Excerpted passage:
Localism and Globalisation

The study of nation states has been dominated in recent years by two strong trends: globalisation and decentralisation. Held et al. (1999) argue that they are opposite ends of a continuum from global through regional to local and that ‘the driving forces of globalisation 
 are creating new pressures on governments to decentralise’ (Cheema and Rondinella, 2007, p.3). So it is argued (Hooghe and Marks, 2001) that centralised authority has given way to different forms of governing in which formal authority has been dispersed both up to supra-national institutions and down to regional and local governments with the result that ‘over the past fifty years, we have seen a rapid and extensive worldwide trend towards decentralisation of government’ (Scott, 2012, p.38).
Most European national states have each been formed in a historic process which drew regions together under a single government, and many of these still retain a strong identity. Thus Belgium has Flanders, a Protestant, predominantly Flemish speaking region, and also Brabant which is Catholic and French speaking; Spain has distinctive historic regions including Catalonia, Galicia and the Basque country, and Germany was created in the nineteenth century from a number of kingdoms and principalities such as Bavaria and Saxony. This also applies to recent members such as Poland and Romania (Bradbury and Le Gales, 2008). The regions of European countries have achieved varying degrees of recognition and power in each country, from a federal form of government in Germany since 1946 to defined powers for regions in others. As we will see, Britain is no exception. Although Britain has traditionally been seen as a highly unified state, historically it derives from the incorporation of a number of distinct ‘nations’ under predominantly English rule. However, it was not until the 1990s that significant powers were devolved to any of the constituent regions.

Decentralisation

Treisman (2007) has identified several dimensions by which decentralisation can be classified as follows:

a) Multi-level governance

This approach originated in political science and public administration theory from studies on European integration and was developed by Hooghe and Marks in the early 1990s as a way of examining how authority structures work in the global political economy through mutual interaction to produce entanglement between domestic and international levels of authority. Multi-level governance within a nation is seen in terms of a partnership between government and non-governmental forces and the process of interaction between them. For Rhodes (1997), governance is about governing with and through networks, consisting of both formal and informal policy connections between government and others, which are structured around a shared interest in making or implementing public policy. Thus policy emerges from the bargaining process. ‘It’s about participation, stupid!’ as Edlar-Wallstein and Kohler-Koch (2008) claim.

Dataset content:
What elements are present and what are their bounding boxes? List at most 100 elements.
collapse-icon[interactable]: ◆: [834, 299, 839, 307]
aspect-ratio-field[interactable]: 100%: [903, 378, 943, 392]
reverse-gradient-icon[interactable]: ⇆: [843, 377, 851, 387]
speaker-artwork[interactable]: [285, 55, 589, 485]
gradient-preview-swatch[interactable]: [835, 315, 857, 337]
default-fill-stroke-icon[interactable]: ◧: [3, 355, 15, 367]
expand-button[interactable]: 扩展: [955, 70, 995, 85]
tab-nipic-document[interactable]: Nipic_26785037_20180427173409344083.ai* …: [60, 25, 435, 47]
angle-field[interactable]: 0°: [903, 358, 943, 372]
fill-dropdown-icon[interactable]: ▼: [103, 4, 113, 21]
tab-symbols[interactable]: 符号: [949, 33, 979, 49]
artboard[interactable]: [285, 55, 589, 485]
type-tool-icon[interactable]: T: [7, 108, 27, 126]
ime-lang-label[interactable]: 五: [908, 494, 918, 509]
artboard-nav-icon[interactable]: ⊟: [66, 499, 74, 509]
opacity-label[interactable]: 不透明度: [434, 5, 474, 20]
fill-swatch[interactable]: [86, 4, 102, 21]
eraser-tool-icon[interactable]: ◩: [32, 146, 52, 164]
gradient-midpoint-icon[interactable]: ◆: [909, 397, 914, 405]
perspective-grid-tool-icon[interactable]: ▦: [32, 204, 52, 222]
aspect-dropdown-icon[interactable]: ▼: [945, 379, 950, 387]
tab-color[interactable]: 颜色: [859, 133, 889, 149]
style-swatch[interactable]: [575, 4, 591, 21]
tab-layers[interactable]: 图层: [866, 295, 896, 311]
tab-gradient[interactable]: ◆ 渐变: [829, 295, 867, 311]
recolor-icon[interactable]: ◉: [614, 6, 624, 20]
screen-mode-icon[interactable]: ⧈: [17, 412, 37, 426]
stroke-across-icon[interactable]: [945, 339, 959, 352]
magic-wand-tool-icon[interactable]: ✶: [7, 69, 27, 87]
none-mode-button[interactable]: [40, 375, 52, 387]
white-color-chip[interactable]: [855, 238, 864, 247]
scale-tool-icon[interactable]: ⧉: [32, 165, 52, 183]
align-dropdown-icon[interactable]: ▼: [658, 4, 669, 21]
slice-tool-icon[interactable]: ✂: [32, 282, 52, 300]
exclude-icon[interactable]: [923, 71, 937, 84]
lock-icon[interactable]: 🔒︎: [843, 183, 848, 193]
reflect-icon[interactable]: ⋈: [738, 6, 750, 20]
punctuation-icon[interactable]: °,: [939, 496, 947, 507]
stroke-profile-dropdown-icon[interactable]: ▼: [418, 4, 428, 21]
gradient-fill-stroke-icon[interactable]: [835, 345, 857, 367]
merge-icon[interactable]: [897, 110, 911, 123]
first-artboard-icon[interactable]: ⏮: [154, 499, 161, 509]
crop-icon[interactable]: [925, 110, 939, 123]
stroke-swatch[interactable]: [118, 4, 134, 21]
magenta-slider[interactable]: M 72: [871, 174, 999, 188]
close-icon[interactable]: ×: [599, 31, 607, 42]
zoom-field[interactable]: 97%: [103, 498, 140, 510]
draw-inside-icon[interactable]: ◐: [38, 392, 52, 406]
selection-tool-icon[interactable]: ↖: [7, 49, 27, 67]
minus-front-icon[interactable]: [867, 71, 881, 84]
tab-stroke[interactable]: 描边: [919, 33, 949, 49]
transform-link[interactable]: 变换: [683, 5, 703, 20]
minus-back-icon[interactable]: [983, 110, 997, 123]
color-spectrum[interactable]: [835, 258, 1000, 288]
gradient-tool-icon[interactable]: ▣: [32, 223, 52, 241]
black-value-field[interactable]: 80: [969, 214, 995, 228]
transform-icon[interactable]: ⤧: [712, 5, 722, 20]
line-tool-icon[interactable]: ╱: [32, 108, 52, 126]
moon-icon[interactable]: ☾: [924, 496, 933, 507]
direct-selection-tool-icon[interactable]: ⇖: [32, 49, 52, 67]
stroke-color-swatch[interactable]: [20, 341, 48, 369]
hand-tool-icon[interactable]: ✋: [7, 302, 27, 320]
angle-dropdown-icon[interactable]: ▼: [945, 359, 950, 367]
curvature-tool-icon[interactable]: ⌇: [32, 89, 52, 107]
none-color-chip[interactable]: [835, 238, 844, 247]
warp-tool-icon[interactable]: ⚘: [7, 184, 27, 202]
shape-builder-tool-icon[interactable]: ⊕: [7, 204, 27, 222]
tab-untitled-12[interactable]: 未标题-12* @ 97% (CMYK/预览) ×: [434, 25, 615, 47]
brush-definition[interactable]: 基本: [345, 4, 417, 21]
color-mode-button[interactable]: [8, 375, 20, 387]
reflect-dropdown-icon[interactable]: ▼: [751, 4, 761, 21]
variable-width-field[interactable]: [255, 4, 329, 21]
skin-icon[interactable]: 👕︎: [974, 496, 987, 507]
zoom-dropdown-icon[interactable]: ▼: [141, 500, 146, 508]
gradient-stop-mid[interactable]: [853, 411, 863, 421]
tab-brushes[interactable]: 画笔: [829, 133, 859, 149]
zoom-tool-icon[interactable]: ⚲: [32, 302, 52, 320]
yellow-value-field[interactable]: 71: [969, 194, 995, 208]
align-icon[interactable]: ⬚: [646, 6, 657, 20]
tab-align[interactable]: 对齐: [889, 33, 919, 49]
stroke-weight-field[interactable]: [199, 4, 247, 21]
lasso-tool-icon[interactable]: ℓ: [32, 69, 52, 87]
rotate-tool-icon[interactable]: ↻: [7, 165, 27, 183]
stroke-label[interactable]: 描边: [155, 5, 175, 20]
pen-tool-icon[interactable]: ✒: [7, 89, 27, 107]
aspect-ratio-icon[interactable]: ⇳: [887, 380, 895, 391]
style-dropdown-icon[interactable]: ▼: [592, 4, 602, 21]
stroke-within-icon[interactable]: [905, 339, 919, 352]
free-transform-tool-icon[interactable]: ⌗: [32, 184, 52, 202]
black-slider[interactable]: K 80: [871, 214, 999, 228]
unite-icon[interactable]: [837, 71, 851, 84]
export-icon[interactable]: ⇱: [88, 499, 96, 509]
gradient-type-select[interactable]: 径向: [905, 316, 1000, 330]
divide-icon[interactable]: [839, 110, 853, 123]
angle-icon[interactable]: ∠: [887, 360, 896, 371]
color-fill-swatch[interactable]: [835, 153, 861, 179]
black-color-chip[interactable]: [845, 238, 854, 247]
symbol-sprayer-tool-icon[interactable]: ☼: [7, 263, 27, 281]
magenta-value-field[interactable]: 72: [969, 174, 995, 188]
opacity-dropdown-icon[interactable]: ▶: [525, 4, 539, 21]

Written problem A:
Decide whether each statement agrees with the passage on localism and globalisation, answering yes or no and quoting the deciding words: (i) Germany has had a federal form of government since 1946. (ii) Significant powers were devolved to Britain's constituent regions before the 1990s. (iii) Multi-level governance was developed by Rhodes.
Written problem B:
Carry on writing the passage on localism and globalisation after its final sentence.
The records were taken from a separate source and are not part of the passage on localism and globalisation.

Result A:
(i) Yes: "from a federal form of government in Germany since 1946"
(ii) No: "it was not until the 1990s that significant powers were devolved to any of the constituent regions"
(iii) No: "was developed by Hooghe and Marks in the early 1990s"

Result B:
b) Administrative decentralisation

Administrative decentralization is often used to refer to the way in which authority is distributed within an organization (Richards, 2008), but at government level it refers to the transfer of public functions from the central government to government agencies, subordinate levels of government, semi-autonomous public authorities or to regional authorities, etc. Sometimes it is further divided into three types: de-concentration, delegation and devolution. De-concentration redistributes decision-making authority among different levels of the central government. Delegation is when central governments transfer responsibility for decision-making and public administration functions to semi-autonomous bodies which are not entirely under central government’s control but are ultimately accountable to it; for example, public corporations, housing authorities, transportation authorities, regional development corporations. Devolution usually transfers responsibilities for services to municipalities that elect their own authorities, raise their own revenues and have a degree of independent authority.

c) Political decentralisation

The aim of political decentralization is to give more power_and influence in the formulation and implementation of policies to citizens or their elected representatives (World Bank website, 2013). It refers to the partial transference of political power and authority to sub-national levels of government (European Commission, 2007).

d) Fiscal decentralisation.

Fiscal decentralization is often called ‘fiscal federalism’ and means decentralisation of revenue raising powers and/or expenditure to lower levels of government while at the same time maintaining financial responsibility at the higher level (Oates, 1972).
The categories advanced by Triesman (2007) have been useful in differentiating academic studies. However, some have pointed to the dangerous tendency for disciplinary specialists to ‘compartmentalize decentralization’ in their studies, with different disciplines focusing on different forms of decentralization and so failing to achieve the coherent picture which can only appear if the different dimensions are studied in an integrated way (Smoke, 2003).

Government and Governance

The idea of government has also been opened up beyond democratically elected institutions to a much wider range of institutions of governance (Kooiman, 1993; Rhodes, 1997; Kohler-Koch and Eising, 1999). Traditionally the term was used as a synonym for government (Richards and Smith, 2002; Leach et al., 2007), but in recent years it has come to mean something much more distinctive. Governance is now seen to include not only government but also other societal institutions, including the private sector and civil associations (Cheema and Rondinelli, 2007). Stoker (1997) argues that government refers to formal institutional structure and authoritative decision-making, while governance focuses on the relationships between governmental and non-governmental forces and how they work together. In other words, ‘governance usually involves a range of actors wider than elected representatives or appointed officials’ (Loughlin, 2007, p.35) and therefore involves different kinds of partnerships at various levels. One useful definition of governance is given by Chhotray and Stoker (2009), as follows: ‘Governance is about the rules of collective decision-making in settings where there are a plurality of actors or organizations and where no formal control system can dictate the terms of the relationship between these actors and organizations’ (p.3).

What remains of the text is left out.